» Aim
Wherever the word "name" appears in the entries, copy the whole line.

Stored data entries
.....
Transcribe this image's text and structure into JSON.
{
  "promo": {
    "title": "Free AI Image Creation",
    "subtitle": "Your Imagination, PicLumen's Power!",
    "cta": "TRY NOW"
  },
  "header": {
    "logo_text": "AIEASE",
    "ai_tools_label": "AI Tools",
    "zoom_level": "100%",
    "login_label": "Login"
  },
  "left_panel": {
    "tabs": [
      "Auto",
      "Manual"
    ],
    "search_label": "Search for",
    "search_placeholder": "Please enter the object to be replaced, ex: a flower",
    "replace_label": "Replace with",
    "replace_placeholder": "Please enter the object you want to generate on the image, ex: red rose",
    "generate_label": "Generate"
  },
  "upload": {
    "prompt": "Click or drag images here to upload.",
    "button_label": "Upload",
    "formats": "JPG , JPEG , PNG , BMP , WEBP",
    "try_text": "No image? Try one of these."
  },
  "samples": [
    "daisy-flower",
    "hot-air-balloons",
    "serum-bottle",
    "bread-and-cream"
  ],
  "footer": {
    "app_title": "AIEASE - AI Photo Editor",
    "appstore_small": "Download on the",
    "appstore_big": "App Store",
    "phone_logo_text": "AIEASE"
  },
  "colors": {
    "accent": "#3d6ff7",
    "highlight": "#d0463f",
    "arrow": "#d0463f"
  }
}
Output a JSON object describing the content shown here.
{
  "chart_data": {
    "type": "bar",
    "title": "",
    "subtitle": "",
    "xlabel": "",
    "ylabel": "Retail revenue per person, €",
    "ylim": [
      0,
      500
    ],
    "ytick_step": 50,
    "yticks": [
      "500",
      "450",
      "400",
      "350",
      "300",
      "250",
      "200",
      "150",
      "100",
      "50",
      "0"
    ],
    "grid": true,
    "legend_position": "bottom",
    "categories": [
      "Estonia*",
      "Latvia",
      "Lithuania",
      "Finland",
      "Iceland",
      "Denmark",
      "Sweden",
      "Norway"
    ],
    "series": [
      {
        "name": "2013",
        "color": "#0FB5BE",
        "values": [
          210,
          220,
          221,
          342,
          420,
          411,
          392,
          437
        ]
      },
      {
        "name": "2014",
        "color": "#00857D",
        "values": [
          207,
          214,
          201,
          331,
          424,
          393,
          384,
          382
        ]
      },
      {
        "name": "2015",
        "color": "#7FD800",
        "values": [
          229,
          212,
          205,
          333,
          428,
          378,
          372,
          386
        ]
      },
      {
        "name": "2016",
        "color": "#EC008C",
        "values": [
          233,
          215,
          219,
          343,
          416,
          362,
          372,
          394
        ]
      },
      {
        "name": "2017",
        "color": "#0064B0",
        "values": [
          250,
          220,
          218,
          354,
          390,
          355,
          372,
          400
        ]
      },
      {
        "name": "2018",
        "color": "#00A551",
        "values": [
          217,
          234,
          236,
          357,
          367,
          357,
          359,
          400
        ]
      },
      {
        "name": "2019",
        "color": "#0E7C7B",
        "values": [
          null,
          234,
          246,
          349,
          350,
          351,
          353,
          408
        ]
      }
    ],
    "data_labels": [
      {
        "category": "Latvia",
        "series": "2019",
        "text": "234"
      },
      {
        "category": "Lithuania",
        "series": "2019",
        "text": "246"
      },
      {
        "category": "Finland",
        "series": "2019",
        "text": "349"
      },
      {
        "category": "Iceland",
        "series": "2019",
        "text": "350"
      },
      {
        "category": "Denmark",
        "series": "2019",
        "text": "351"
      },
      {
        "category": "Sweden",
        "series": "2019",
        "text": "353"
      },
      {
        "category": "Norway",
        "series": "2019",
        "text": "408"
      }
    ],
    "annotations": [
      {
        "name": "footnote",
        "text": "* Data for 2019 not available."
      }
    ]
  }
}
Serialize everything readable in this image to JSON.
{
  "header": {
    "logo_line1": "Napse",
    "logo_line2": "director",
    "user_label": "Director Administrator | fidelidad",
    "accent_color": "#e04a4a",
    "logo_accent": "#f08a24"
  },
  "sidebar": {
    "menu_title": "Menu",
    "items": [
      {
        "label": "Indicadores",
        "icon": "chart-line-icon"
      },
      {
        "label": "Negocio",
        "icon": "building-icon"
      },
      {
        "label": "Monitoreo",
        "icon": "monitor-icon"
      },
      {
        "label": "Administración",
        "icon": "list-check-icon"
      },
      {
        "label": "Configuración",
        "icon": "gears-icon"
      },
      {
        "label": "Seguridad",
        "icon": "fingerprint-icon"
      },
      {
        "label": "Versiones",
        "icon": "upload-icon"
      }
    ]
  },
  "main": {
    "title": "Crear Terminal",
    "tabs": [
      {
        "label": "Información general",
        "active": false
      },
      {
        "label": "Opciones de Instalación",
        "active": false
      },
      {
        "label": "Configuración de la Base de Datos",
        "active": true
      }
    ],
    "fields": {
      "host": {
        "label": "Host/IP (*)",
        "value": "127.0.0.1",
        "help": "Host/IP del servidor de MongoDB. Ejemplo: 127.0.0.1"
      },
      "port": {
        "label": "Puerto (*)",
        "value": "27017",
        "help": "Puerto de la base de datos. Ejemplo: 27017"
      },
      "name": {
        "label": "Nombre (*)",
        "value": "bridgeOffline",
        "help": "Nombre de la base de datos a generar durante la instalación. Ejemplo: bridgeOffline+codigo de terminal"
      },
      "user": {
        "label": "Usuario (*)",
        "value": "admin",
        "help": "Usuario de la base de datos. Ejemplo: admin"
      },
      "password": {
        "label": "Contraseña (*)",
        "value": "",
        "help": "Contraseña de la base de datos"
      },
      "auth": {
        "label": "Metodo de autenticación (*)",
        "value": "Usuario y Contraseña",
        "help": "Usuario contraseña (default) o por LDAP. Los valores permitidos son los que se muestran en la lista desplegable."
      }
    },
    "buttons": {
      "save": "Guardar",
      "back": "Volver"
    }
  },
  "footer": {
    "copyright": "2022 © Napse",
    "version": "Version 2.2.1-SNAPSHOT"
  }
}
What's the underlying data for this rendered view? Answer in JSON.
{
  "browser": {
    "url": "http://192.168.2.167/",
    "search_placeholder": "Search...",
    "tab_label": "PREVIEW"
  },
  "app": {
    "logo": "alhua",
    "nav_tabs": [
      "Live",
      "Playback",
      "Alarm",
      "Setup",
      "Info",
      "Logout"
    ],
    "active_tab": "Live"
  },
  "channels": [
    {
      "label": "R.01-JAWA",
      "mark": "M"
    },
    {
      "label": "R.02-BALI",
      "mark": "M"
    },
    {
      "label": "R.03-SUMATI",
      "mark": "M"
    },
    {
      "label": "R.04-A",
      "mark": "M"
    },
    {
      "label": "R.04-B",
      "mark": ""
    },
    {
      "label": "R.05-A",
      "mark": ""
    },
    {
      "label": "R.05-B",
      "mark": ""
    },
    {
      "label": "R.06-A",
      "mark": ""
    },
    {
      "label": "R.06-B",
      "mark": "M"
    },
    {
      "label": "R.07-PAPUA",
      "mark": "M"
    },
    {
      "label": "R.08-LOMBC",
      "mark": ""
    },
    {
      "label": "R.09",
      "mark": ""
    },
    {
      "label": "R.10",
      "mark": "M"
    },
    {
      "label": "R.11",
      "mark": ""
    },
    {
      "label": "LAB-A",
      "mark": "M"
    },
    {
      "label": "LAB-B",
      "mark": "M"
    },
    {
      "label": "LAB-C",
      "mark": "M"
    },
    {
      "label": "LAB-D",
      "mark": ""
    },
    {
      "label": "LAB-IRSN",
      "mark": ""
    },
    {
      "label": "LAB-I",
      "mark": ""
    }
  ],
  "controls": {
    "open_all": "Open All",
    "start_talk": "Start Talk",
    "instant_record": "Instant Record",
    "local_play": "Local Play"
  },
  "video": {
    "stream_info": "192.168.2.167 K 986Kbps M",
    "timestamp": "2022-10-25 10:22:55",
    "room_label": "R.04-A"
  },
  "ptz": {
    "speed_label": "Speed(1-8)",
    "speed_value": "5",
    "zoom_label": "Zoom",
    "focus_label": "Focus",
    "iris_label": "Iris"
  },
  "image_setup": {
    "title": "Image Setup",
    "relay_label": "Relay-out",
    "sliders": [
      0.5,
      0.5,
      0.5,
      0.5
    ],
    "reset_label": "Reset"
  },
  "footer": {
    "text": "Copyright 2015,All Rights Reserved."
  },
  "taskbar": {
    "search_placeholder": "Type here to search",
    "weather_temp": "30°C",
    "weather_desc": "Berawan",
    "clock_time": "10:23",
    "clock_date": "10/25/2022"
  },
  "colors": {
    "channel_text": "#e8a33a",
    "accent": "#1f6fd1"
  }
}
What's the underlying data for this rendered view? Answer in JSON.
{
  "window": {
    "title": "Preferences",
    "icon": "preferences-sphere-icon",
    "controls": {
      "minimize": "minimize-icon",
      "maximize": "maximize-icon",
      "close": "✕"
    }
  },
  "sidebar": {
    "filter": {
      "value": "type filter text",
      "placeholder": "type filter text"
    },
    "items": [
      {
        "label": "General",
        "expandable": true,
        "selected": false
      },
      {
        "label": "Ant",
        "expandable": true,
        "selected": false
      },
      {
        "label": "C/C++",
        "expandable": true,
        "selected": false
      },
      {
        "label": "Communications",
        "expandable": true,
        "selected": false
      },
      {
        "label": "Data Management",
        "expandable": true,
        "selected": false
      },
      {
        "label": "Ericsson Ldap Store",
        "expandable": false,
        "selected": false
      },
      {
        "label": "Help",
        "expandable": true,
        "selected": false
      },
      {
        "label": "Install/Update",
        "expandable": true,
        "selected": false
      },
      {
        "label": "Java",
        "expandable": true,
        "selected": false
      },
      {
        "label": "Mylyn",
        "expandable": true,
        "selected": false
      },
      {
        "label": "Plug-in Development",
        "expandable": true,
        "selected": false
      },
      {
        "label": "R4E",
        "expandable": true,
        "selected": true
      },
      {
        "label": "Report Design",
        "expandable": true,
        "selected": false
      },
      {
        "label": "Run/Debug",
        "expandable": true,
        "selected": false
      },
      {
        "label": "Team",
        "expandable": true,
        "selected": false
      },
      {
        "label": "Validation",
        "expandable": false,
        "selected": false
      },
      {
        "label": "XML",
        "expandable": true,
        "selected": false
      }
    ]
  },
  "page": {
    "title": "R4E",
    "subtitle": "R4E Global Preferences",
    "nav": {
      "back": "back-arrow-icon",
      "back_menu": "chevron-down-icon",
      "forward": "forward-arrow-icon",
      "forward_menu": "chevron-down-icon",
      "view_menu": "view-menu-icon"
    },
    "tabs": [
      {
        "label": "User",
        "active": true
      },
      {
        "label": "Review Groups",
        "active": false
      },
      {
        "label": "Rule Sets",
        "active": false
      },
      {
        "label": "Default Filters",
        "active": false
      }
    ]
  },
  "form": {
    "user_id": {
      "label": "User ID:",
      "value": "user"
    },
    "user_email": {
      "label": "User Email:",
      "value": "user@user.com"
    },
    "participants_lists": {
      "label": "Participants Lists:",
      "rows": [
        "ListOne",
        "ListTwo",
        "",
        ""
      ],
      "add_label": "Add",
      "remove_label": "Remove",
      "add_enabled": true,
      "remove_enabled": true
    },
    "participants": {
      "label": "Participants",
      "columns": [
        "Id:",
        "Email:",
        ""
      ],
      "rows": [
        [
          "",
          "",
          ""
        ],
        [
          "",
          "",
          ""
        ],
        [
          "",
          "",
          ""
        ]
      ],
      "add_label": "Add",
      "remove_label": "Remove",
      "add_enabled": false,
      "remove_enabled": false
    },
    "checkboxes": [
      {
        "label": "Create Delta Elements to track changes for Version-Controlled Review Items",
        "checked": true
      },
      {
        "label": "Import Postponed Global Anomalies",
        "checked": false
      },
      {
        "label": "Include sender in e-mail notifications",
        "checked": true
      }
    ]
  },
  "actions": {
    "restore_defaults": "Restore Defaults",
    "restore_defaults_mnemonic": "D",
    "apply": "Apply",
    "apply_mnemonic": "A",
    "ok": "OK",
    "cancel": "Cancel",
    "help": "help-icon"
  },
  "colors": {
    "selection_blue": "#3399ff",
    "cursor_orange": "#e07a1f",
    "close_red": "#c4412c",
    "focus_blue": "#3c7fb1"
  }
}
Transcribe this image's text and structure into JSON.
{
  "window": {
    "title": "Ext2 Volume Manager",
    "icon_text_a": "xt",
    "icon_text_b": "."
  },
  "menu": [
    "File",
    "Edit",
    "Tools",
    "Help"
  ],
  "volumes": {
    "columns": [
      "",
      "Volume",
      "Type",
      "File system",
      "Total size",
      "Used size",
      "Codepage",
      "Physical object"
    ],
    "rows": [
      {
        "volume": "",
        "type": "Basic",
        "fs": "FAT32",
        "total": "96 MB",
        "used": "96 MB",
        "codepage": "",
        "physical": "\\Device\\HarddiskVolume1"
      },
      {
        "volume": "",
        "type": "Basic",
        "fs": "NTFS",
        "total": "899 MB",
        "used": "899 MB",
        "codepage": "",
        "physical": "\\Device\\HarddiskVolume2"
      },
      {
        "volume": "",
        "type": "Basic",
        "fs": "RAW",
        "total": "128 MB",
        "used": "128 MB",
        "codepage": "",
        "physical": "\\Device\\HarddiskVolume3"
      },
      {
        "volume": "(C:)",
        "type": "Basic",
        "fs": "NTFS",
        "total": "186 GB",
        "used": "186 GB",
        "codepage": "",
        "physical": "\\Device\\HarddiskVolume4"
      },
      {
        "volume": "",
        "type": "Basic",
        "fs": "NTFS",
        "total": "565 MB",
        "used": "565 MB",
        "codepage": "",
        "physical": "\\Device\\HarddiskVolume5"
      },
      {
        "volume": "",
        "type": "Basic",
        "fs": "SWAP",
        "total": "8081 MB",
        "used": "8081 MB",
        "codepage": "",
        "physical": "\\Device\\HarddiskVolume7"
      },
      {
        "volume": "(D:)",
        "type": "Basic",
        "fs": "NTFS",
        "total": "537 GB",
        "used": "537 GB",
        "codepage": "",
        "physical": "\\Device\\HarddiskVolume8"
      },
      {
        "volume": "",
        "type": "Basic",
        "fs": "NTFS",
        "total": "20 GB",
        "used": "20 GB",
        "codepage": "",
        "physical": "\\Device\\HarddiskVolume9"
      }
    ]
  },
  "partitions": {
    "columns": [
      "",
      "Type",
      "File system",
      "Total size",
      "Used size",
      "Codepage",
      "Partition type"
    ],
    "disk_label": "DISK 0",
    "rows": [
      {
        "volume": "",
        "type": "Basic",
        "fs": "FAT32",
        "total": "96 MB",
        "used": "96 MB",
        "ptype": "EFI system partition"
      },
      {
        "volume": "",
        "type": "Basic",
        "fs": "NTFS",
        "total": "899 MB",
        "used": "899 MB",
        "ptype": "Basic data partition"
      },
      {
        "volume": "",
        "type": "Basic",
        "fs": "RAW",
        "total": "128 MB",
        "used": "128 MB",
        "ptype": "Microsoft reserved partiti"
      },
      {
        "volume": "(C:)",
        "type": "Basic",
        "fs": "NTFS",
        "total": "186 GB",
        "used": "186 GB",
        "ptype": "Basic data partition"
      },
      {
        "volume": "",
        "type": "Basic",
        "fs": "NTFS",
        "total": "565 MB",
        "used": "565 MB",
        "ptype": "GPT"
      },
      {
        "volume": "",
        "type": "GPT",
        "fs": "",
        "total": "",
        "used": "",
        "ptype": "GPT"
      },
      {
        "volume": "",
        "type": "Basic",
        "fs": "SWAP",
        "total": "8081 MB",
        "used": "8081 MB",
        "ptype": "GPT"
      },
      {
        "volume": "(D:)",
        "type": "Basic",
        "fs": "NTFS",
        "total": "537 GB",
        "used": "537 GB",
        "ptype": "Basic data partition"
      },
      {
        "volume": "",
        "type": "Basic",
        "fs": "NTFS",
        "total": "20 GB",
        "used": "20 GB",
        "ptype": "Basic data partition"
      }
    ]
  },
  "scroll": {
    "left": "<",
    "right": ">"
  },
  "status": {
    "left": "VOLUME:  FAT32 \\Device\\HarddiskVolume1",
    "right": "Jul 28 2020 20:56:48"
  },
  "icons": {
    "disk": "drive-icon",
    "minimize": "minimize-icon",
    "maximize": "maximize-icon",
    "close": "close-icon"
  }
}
.....
» Finished answer
        "name": "2013",
        "name": "2014",
        "name": "2015",
        "name": "2016",
        "name": "2017",
        "name": "2018",
        "name": "2019",
        "name": "footnote",
      "name": {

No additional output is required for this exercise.